[Records]

__________

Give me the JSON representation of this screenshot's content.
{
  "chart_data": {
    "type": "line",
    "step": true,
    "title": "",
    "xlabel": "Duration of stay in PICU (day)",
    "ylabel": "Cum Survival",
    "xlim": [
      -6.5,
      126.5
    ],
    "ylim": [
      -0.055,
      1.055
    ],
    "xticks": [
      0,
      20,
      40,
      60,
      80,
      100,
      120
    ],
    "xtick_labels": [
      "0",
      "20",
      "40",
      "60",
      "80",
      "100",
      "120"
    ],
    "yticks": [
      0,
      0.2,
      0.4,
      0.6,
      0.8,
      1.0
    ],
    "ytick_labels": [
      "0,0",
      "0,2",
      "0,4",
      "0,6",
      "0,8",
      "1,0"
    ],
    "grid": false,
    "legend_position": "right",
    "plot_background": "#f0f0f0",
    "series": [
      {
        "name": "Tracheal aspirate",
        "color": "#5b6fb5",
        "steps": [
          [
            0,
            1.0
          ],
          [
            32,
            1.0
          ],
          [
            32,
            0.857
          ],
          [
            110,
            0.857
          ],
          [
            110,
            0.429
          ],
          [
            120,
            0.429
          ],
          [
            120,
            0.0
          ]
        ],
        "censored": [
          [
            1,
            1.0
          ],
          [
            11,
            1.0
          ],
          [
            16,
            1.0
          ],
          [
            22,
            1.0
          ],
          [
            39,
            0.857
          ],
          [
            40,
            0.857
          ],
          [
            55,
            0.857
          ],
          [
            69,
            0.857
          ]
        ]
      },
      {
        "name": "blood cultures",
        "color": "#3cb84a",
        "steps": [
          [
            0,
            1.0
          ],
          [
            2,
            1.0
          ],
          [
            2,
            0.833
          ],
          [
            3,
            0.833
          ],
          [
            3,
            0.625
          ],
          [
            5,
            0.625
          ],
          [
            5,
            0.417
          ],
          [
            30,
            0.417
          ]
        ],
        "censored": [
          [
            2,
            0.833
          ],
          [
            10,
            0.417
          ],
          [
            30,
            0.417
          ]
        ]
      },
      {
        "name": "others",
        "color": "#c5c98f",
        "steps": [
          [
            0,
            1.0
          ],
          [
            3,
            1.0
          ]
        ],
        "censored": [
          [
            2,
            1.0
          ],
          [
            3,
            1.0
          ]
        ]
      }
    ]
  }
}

__________

### GIVEN REQUEST:
Every line above needs to be retyped exactly.

### SOLVED PROBLEM:
Give me the JSON representation of this screenshot's content.
{
  "chart_data": {
    "type": "line",
    "step": true,
    "title": "",
    "xlabel": "Duration of stay in PICU (day)",
    "ylabel": "Cum Survival",
    "xlim": [
      -6.5,
      126.5
    ],
    "ylim": [
      -0.055,
      1.055
    ],
    "xticks": [
      0,
      20,
      40,
      60,
      80,
      100,
      120
    ],
    "xtick_labels": [
      "0",
      "20",
      "40",
      "60",
      "80",
      "100",
      "120"
    ],
    "yticks": [
      0,
      0.2,
      0.4,
      0.6,
      0.8,
      1.0
    ],
    "ytick_labels": [
      "0,0",
      "0,2",
      "0,4",
      "0,6",
      "0,8",
      "1,0"
    ],
    "grid": false,
    "legend_position": "right",
    "plot_background": "#f0f0f0",
    "series": [
      {
        "name": "Tracheal aspirate",
        "color": "#5b6fb5",
        "steps": [
          [
            0,
            1.0
          ],
          [
            32,
            1.0
          ],
          [
            32,
            0.857
          ],
          [
            110,
            0.857
          ],
          [
            110,
            0.429
          ],
          [
            120,
            0.429
          ],
          [
            120,
            0.0
          ]
        ],
        "censored": [
          [
            1,
            1.0
          ],
          [
            11,
            1.0
          ],
          [
            16,
            1.0
          ],
          [
            22,
            1.0
          ],
          [
            39,
            0.857
          ],
          [
            40,
            0.857
          ],
          [
            55,
            0.857
          ],
          [
            69,
            0.857
          ]
        ]
      },
      {
        "name": "blood cultures",
        "color": "#3cb84a",
        "steps": [
          [
            0,
            1.0
          ],
          [
            2,
            1.0
          ],
          [
            2,
            0.833
          ],
          [
            3,
            0.833
          ],
          [
            3,
            0.625
          ],
          [
            5,
            0.625
          ],
          [
            5,
            0.417
          ],
          [
            30,
            0.417
          ]
        ],
        "censored": [
          [
            2,
            0.833
          ],
          [
            10,
            0.417
          ],
          [
            30,
            0.417
          ]
        ]
      },
      {
        "name": "others",
        "color": "#c5c98f",
        "steps": [
          [
            0,
            1.0
          ],
          [
            3,
            1.0
          ]
        ],
        "censored": [
          [
            2,
            1.0
          ],
          [
            3,
            1.0
          ]
        ]
      }
    ]
  }
}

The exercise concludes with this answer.